The task -
Locate each line below that includes "this" and reproduce it.

══ The input

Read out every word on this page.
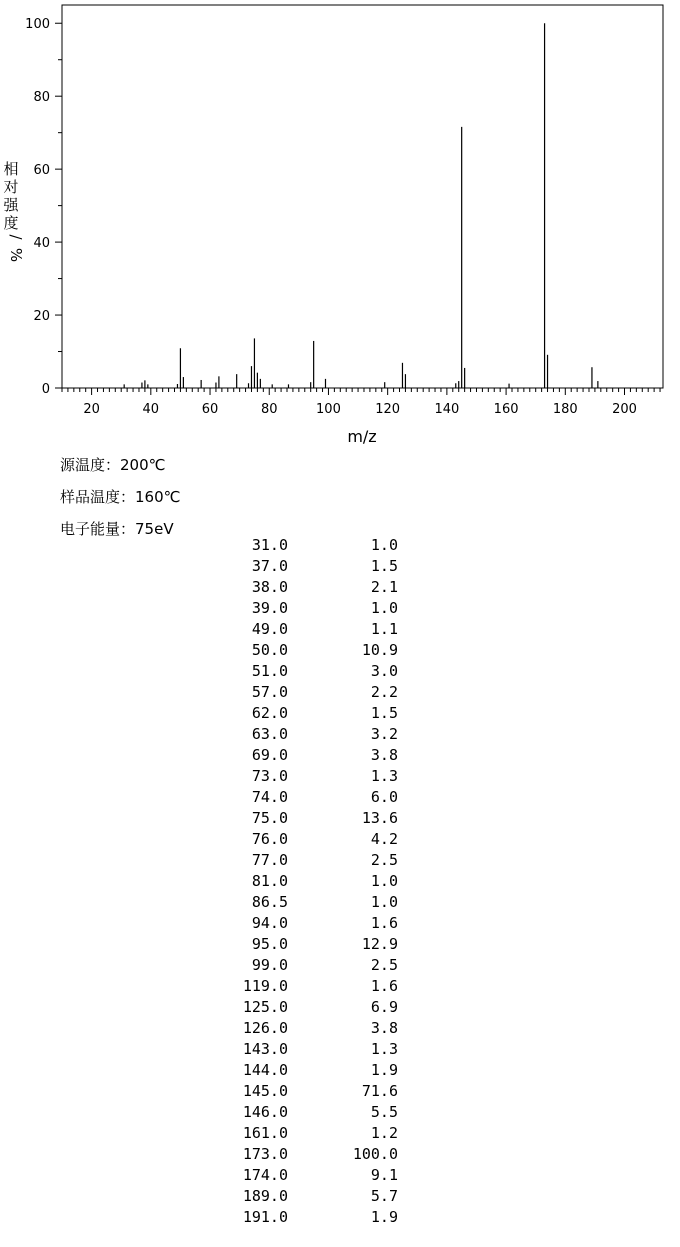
20	40	60	80	100	120	140	160	180	200
0
20
40
60
80
100
m/z
相
对
强
度
/
%
源温度：200℃
样品温度：160℃
电子能量：75eV
31.0	1.0
37.0	1.5
38.0	2.1
39.0	1.0
49.0	1.1
50.0	10.9
51.0	3.0
57.0	2.2
62.0	1.5
63.0	3.2
69.0	3.8
73.0	1.3
74.0	6.0
75.0	13.6
76.0	4.2
77.0	2.5
81.0	1.0
86.5	1.0
94.0	1.6
95.0	12.9
99.0	2.5
119.0	1.6
125.0	6.9
126.0	3.8
143.0	1.3
144.0	1.9
145.0	71.6
146.0	5.5
161.0	1.2
173.0	100.0
174.0	9.1
189.0	5.7
191.0	1.9
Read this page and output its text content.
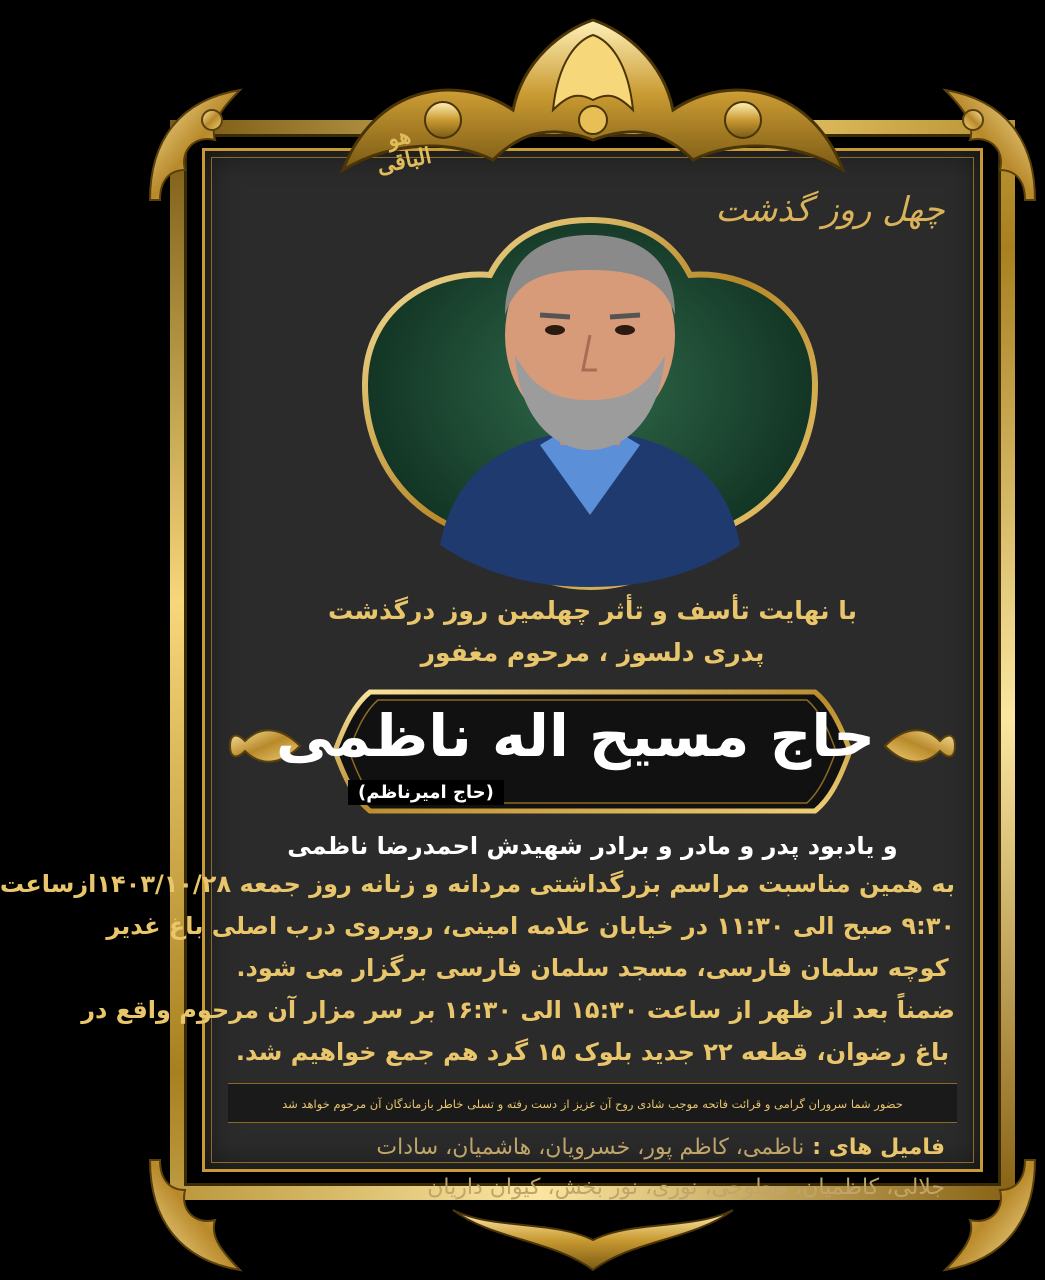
هو الباقی
چهل روز گذشت
با نهایت تأسف و تأثر چهلمین روز درگذشت
پدری دلسوز ، مرحوم مغفور
حاج مسیح اله ناظمی
(حاج امیرناظم)
و یادبود پدر و مادر و برادر شهیدش احمدرضا ناظمی
به همین مناسبت مراسم بزرگداشتی مردانه و زنانه روز جمعه ۱۴۰۳/۱۰/۲۸ازساعت
۹:۳۰ صبح الی ۱۱:۳۰ در خیابان علامه امینی، روبروی درب اصلی باغ غدیر
کوچه سلمان فارسی، مسجد سلمان فارسی برگزار می شود.
ضمناً بعد از ظهر از ساعت ۱۵:۳۰ الی ۱۶:۳۰ بر سر مزار آن مرحوم واقع در
باغ رضوان، قطعه ۲۲ جدید بلوک ۱۵ گرد هم جمع خواهیم شد.
حضور شما سروران گرامی و قرائت فاتحه موجب شادی روح آن عزیز از دست رفته و تسلی خاطر بازماندگان آن مرحوم خواهد شد
فامیل های :ناظمی، کاظم پور، خسرویان، هاشمیان، سادات
جلالی، کاظمیان، محلوجی، نوری، نور بخش، کیوان داریان
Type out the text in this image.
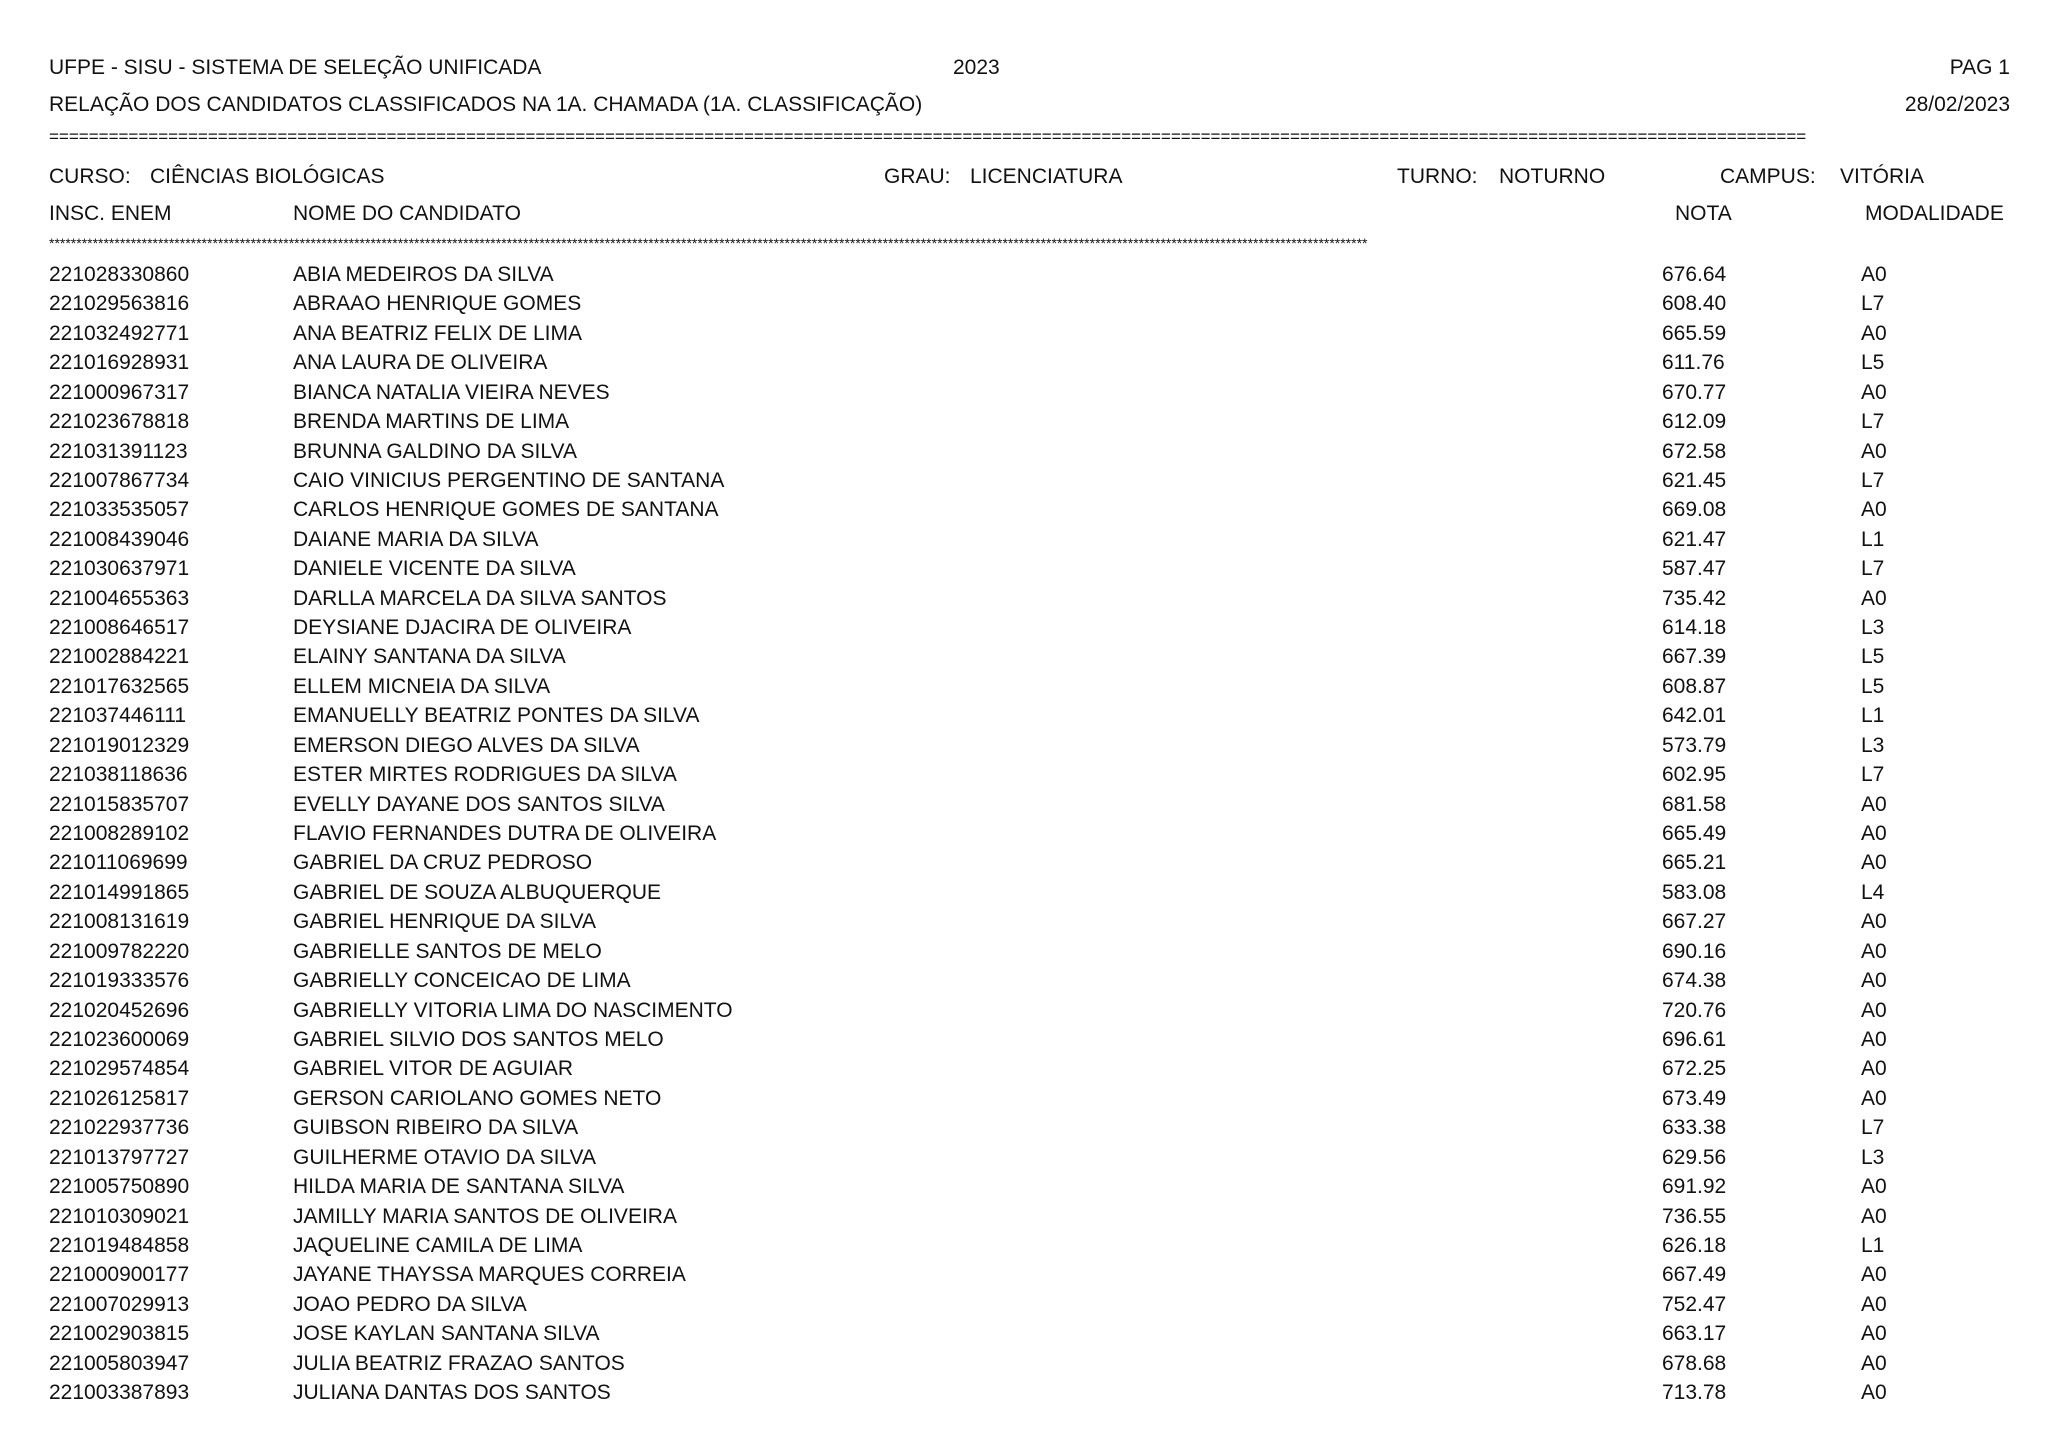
UFPE - SISU - SISTEMA DE SELEÇÃO UNIFICADA	2023	PAG 1
RELAÇÃO DOS CANDIDATOS CLASSIFICADOS NA 1A. CHAMADA (1A. CLASSIFICAÇÃO)	28/02/2023
=================================================================================================================================================================================
CURSO: CIÊNCIAS BIOLÓGICAS	GRAU: LICENCIATURA	TURNO: NOTURNO	CAMPUS: VITÓRIA
INSC. ENEM	NOME DO CANDIDATO	NOTA	MODALIDADE
**************************************************************************************************************************************************************************************************************************************************
221028330860	ABIA MEDEIROS DA SILVA	676.64	A0
221029563816	ABRAAO HENRIQUE GOMES	608.40	L7
221032492771	ANA BEATRIZ FELIX DE LIMA	665.59	A0
221016928931	ANA LAURA DE OLIVEIRA	611.76	L5
221000967317	BIANCA NATALIA VIEIRA NEVES	670.77	A0
221023678818	BRENDA MARTINS DE LIMA	612.09	L7
221031391123	BRUNNA GALDINO DA SILVA	672.58	A0
221007867734	CAIO VINICIUS PERGENTINO DE SANTANA	621.45	L7
221033535057	CARLOS HENRIQUE GOMES DE SANTANA	669.08	A0
221008439046	DAIANE MARIA DA SILVA	621.47	L1
221030637971	DANIELE VICENTE DA SILVA	587.47	L7
221004655363	DARLLA MARCELA DA SILVA SANTOS	735.42	A0
221008646517	DEYSIANE DJACIRA DE OLIVEIRA	614.18	L3
221002884221	ELAINY SANTANA DA SILVA	667.39	L5
221017632565	ELLEM MICNEIA DA SILVA	608.87	L5
221037446111	EMANUELLY BEATRIZ PONTES DA SILVA	642.01	L1
221019012329	EMERSON DIEGO ALVES DA SILVA	573.79	L3
221038118636	ESTER MIRTES RODRIGUES DA SILVA	602.95	L7
221015835707	EVELLY DAYANE DOS SANTOS SILVA	681.58	A0
221008289102	FLAVIO FERNANDES DUTRA DE OLIVEIRA	665.49	A0
221011069699	GABRIEL DA CRUZ PEDROSO	665.21	A0
221014991865	GABRIEL DE SOUZA ALBUQUERQUE	583.08	L4
221008131619	GABRIEL HENRIQUE DA SILVA	667.27	A0
221009782220	GABRIELLE SANTOS DE MELO	690.16	A0
221019333576	GABRIELLY CONCEICAO DE LIMA	674.38	A0
221020452696	GABRIELLY VITORIA LIMA DO NASCIMENTO	720.76	A0
221023600069	GABRIEL SILVIO DOS SANTOS MELO	696.61	A0
221029574854	GABRIEL VITOR DE AGUIAR	672.25	A0
221026125817	GERSON CARIOLANO GOMES NETO	673.49	A0
221022937736	GUIBSON RIBEIRO DA SILVA	633.38	L7
221013797727	GUILHERME OTAVIO DA SILVA	629.56	L3
221005750890	HILDA MARIA DE SANTANA SILVA	691.92	A0
221010309021	JAMILLY MARIA SANTOS DE OLIVEIRA	736.55	A0
221019484858	JAQUELINE CAMILA DE LIMA	626.18	L1
221000900177	JAYANE THAYSSA MARQUES CORREIA	667.49	A0
221007029913	JOAO PEDRO DA SILVA	752.47	A0
221002903815	JOSE KAYLAN SANTANA SILVA	663.17	A0
221005803947	JULIA BEATRIZ FRAZAO SANTOS	678.68	A0
221003387893	JULIANA DANTAS DOS SANTOS	713.78	A0
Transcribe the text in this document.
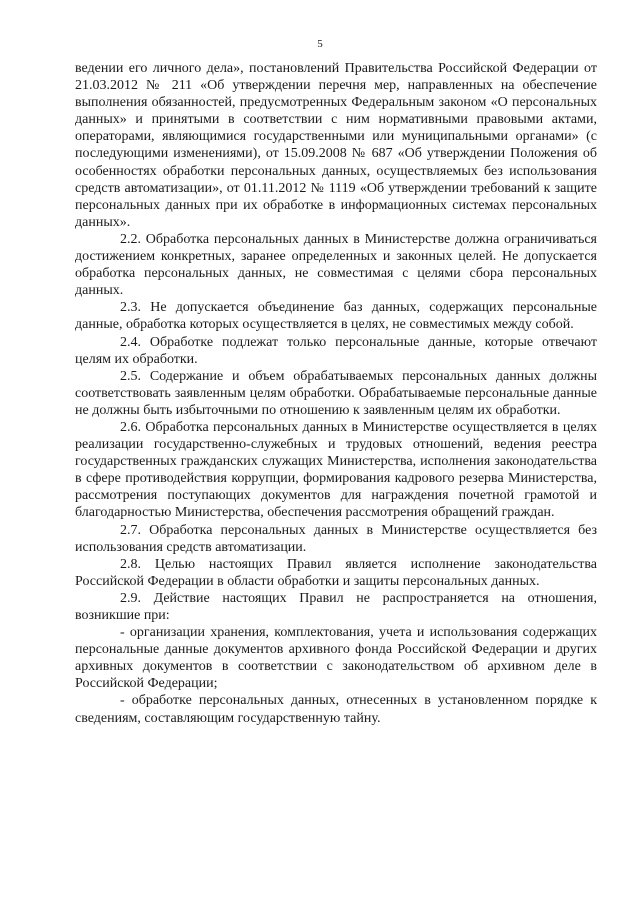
5

ведении его личного дела», постановлений Правительства Российской Федерации от 21.03.2012 № 211 «Об утверждении перечня мер, направленных на обеспечение выполнения обязанностей, предусмотренных Федеральным законом «О персональных данных» и принятыми в соответствии с ним нормативными правовыми актами, операторами, являющимися государственными или муниципальными органами» (с последующими изменениями), от 15.09.2008 № 687 «Об утверждении Положения об особенностях обработки персональных данных, осуществляемых без использования средств автоматизации», от 01.11.2012 № 1119 «Об утверждении требований к защите персональных данных при их обработке в информационных системах персональных данных».

2.2. Обработка персональных данных в Министерстве должна ограничиваться достижением конкретных, заранее определенных и законных целей. Не допускается обработка персональных данных, не совместимая с целями сбора персональных данных.

2.3. Не допускается объединение баз данных, содержащих персональные данные, обработка которых осуществляется в целях, не совместимых между собой.

2.4. Обработке подлежат только персональные данные, которые отвечают целям их обработки.

2.5. Содержание и объем обрабатываемых персональных данных должны соответствовать заявленным целям обработки. Обрабатываемые персональные данные не должны быть избыточными по отношению к заявленным целям их обработки.

2.6. Обработка персональных данных в Министерстве осуществляется в целях реализации государственно-служебных и трудовых отношений, ведения реестра государственных гражданских служащих Министерства, исполнения законодательства в сфере противодействия коррупции, формирования кадрового резерва Министерства, рассмотрения поступающих документов для награждения почетной грамотой и благодарностью Министерства, обеспечения рассмотрения обращений граждан.

2.7. Обработка персональных данных в Министерстве осуществляется без использования средств автоматизации.

2.8. Целью настоящих Правил является исполнение законодательства Российской Федерации в области обработки и защиты персональных данных.

2.9. Действие настоящих Правил не распространяется на отношения, возникшие при:

- организации хранения, комплектования, учета и использования содержащих персональные данные документов архивного фонда Российской Федерации и других архивных документов в соответствии с законодательством об архивном деле в Российской Федерации;

- обработке персональных данных, отнесенных в установленном порядке к сведениям, составляющим государственную тайну.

════

Answer for the task -
Read out every word on this page.
Read this page and output its text content.
Type out the text in this image.
Transcribe the text in this document.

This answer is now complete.